Source records:
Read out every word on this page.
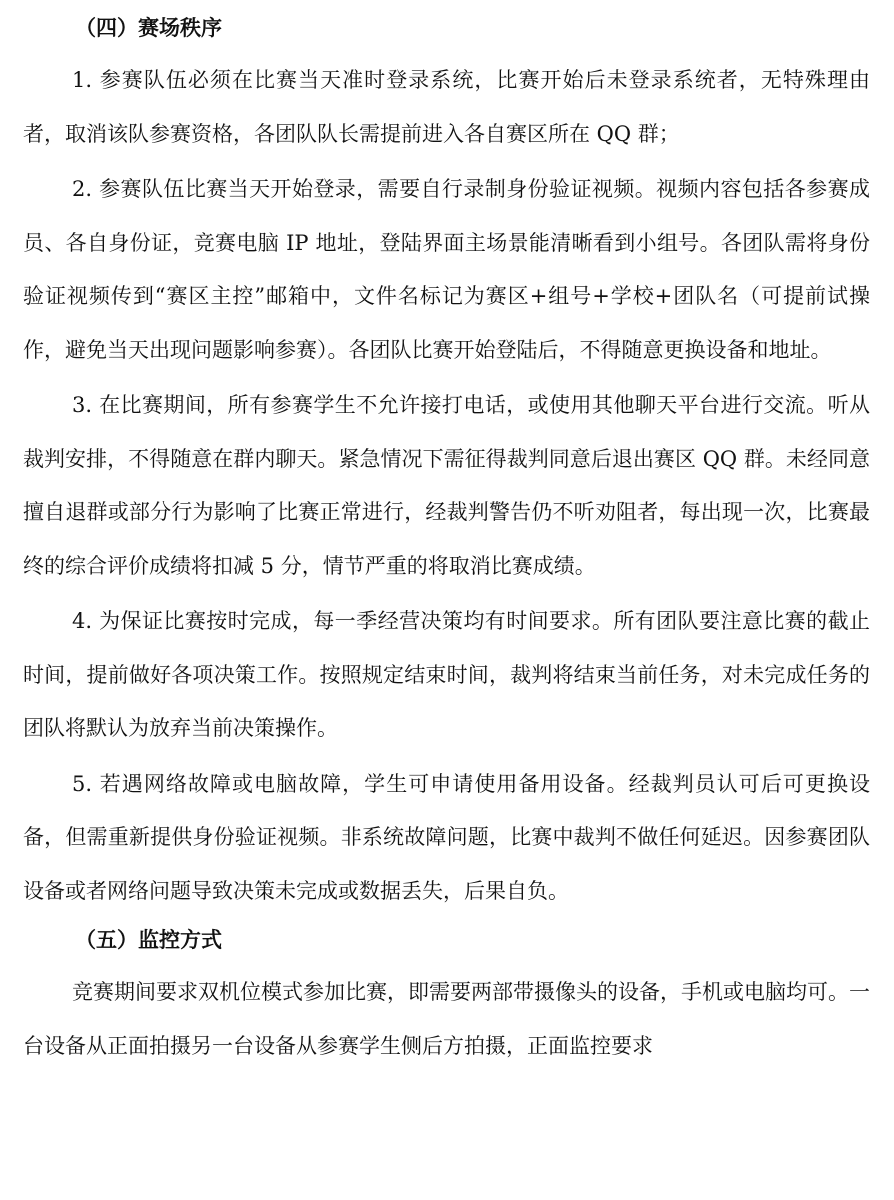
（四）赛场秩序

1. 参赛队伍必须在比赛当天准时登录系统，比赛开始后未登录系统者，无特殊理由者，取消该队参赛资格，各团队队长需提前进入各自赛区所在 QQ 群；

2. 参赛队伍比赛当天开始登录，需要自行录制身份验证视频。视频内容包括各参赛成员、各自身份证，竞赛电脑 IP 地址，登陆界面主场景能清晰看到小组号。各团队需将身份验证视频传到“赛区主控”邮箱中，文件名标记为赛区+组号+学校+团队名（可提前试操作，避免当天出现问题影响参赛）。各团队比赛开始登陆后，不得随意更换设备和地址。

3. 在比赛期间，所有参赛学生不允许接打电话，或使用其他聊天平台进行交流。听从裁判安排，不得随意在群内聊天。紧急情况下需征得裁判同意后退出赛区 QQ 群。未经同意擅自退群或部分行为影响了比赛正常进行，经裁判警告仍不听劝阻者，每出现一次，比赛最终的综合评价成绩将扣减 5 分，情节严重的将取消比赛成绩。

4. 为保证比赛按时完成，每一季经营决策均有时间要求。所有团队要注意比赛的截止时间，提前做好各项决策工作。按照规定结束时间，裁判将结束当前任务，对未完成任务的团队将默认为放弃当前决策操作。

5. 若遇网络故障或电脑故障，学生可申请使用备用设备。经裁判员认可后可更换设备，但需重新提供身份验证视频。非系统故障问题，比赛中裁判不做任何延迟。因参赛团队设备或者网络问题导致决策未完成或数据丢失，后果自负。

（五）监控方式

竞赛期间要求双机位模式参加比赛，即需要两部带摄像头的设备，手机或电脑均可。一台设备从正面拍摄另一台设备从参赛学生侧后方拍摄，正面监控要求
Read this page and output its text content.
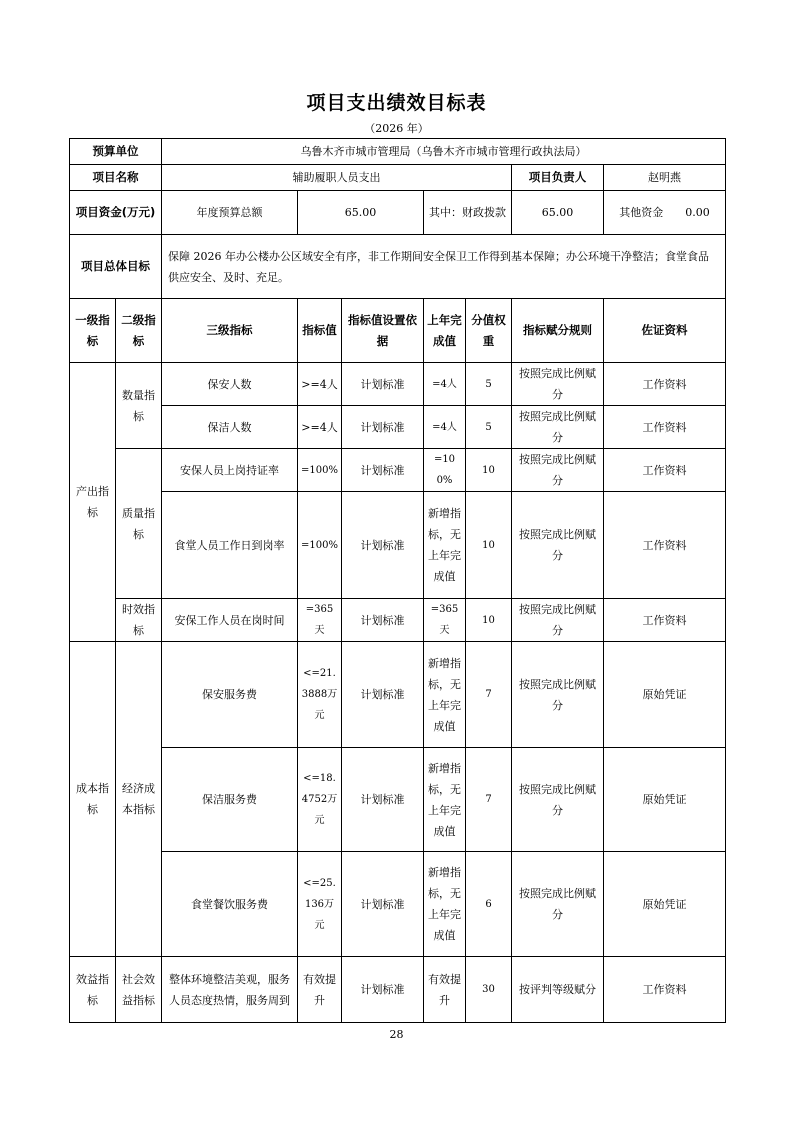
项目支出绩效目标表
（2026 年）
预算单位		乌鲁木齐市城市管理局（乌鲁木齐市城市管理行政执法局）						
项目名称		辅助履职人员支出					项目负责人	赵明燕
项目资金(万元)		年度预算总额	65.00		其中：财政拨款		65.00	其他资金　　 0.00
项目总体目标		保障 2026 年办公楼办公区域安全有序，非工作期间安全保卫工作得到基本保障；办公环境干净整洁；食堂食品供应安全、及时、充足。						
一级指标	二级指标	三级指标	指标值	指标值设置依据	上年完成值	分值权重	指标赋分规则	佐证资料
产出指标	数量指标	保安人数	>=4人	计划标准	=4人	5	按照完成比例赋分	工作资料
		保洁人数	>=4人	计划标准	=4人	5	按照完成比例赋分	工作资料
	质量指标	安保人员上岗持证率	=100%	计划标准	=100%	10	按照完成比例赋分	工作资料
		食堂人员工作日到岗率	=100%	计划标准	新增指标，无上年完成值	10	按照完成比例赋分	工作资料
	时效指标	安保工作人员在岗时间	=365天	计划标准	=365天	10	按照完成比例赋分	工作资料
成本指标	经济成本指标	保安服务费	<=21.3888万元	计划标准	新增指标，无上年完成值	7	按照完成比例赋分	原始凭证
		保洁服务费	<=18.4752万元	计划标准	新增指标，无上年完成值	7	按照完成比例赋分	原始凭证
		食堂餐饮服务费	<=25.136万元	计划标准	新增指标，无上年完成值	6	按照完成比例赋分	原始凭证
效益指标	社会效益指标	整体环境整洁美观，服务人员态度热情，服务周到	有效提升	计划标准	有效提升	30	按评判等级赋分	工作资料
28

WRITTEN REQUEST — Write out each entry exactly as given, omitting any picture.

ANSWER TO THIS TASK —
Read out every word on this page.
（四）赛场秩序

1. 参赛队伍必须在比赛当天准时登录系统，比赛开始后未登录系统者，无特殊理由者，取消该队参赛资格，各团队队长需提前进入各自赛区所在 QQ 群；

2. 参赛队伍比赛当天开始登录，需要自行录制身份验证视频。视频内容包括各参赛成员、各自身份证，竞赛电脑 IP 地址，登陆界面主场景能清晰看到小组号。各团队需将身份验证视频传到“赛区主控”邮箱中，文件名标记为赛区+组号+学校+团队名（可提前试操作，避免当天出现问题影响参赛）。各团队比赛开始登陆后，不得随意更换设备和地址。

3. 在比赛期间，所有参赛学生不允许接打电话，或使用其他聊天平台进行交流。听从裁判安排，不得随意在群内聊天。紧急情况下需征得裁判同意后退出赛区 QQ 群。未经同意擅自退群或部分行为影响了比赛正常进行，经裁判警告仍不听劝阻者，每出现一次，比赛最终的综合评价成绩将扣减 5 分，情节严重的将取消比赛成绩。

4. 为保证比赛按时完成，每一季经营决策均有时间要求。所有团队要注意比赛的截止时间，提前做好各项决策工作。按照规定结束时间，裁判将结束当前任务，对未完成任务的团队将默认为放弃当前决策操作。

5. 若遇网络故障或电脑故障，学生可申请使用备用设备。经裁判员认可后可更换设备，但需重新提供身份验证视频。非系统故障问题，比赛中裁判不做任何延迟。因参赛团队设备或者网络问题导致决策未完成或数据丢失，后果自负。

（五）监控方式

竞赛期间要求双机位模式参加比赛，即需要两部带摄像头的设备，手机或电脑均可。一台设备从正面拍摄另一台设备从参赛学生侧后方拍摄，正面监控要求
Read this page and output its text content.
项目支出绩效目标表
（2026 年）
预算单位		乌鲁木齐市城市管理局（乌鲁木齐市城市管理行政执法局）						
项目名称		辅助履职人员支出					项目负责人	赵明燕
项目资金(万元)		年度预算总额	65.00		其中：财政拨款		65.00	其他资金　　 0.00
项目总体目标		保障 2026 年办公楼办公区域安全有序，非工作期间安全保卫工作得到基本保障；办公环境干净整洁；食堂食品供应安全、及时、充足。						
一级指标	二级指标	三级指标	指标值	指标值设置依据	上年完成值	分值权重	指标赋分规则	佐证资料
产出指标	数量指标	保安人数	>=4人	计划标准	=4人	5	按照完成比例赋分	工作资料
		保洁人数	>=4人	计划标准	=4人	5	按照完成比例赋分	工作资料
	质量指标	安保人员上岗持证率	=100%	计划标准	=100%	10	按照完成比例赋分	工作资料
		食堂人员工作日到岗率	=100%	计划标准	新增指标，无上年完成值	10	按照完成比例赋分	工作资料
	时效指标	安保工作人员在岗时间	=365天	计划标准	=365天	10	按照完成比例赋分	工作资料
成本指标	经济成本指标	保安服务费	<=21.3888万元	计划标准	新增指标，无上年完成值	7	按照完成比例赋分	原始凭证
		保洁服务费	<=18.4752万元	计划标准	新增指标，无上年完成值	7	按照完成比例赋分	原始凭证
		食堂餐饮服务费	<=25.136万元	计划标准	新增指标，无上年完成值	6	按照完成比例赋分	原始凭证
效益指标	社会效益指标	整体环境整洁美观，服务人员态度热情，服务周到	有效提升	计划标准	有效提升	30	按评判等级赋分	工作资料
28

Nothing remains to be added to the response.